### GIVEN DATA:

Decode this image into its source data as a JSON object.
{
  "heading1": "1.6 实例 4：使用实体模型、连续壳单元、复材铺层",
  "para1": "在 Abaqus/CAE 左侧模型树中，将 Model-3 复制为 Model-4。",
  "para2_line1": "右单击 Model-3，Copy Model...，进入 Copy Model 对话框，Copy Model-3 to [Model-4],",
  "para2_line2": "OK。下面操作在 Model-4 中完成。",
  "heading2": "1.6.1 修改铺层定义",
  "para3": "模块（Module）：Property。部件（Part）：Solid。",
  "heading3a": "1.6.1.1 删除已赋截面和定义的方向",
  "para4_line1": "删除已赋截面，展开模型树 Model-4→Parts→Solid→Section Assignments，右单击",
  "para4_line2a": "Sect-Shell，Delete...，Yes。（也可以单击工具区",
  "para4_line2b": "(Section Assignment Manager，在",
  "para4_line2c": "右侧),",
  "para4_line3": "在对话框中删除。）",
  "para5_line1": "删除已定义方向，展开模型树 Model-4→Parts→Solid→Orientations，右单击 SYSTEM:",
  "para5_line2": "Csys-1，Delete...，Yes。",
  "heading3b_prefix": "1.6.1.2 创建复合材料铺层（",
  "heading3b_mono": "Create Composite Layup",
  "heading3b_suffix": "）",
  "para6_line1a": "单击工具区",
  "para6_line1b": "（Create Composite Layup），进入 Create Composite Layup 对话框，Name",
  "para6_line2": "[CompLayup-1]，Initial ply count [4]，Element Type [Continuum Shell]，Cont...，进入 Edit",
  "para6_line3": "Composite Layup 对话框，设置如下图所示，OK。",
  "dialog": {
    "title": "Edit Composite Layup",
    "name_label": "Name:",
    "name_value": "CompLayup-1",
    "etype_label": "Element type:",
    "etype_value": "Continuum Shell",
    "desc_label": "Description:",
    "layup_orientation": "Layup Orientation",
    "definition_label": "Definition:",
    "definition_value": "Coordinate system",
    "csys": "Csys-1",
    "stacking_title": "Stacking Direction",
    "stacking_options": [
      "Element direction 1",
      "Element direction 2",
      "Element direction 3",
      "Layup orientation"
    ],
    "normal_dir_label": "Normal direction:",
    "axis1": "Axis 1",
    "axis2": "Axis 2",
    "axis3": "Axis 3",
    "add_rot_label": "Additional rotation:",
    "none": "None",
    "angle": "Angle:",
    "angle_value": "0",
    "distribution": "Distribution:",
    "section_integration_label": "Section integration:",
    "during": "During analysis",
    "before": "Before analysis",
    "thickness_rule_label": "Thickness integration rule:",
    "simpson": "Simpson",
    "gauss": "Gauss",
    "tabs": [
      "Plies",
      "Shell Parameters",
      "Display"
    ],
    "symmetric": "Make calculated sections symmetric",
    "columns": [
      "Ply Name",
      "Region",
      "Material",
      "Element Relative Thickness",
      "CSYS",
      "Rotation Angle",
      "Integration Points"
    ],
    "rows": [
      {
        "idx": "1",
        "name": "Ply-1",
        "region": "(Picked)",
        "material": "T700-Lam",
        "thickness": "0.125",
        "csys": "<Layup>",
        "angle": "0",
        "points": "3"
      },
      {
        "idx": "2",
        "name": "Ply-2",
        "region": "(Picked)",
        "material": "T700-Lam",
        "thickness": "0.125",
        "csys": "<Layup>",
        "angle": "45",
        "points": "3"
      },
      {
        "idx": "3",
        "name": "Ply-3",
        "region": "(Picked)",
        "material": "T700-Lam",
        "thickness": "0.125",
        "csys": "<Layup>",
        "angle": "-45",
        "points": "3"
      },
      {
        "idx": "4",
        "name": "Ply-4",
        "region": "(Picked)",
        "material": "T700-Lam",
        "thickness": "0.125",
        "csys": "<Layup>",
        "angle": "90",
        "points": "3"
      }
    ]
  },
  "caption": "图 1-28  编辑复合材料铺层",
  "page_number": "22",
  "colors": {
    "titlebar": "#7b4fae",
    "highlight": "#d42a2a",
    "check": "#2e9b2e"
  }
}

### TASK DESCRIPTION:
State the number of lines in the preceding entries that include the word "Edit". Provide nothing else.

### RESPONSE FOR THIS EXERCISE:
2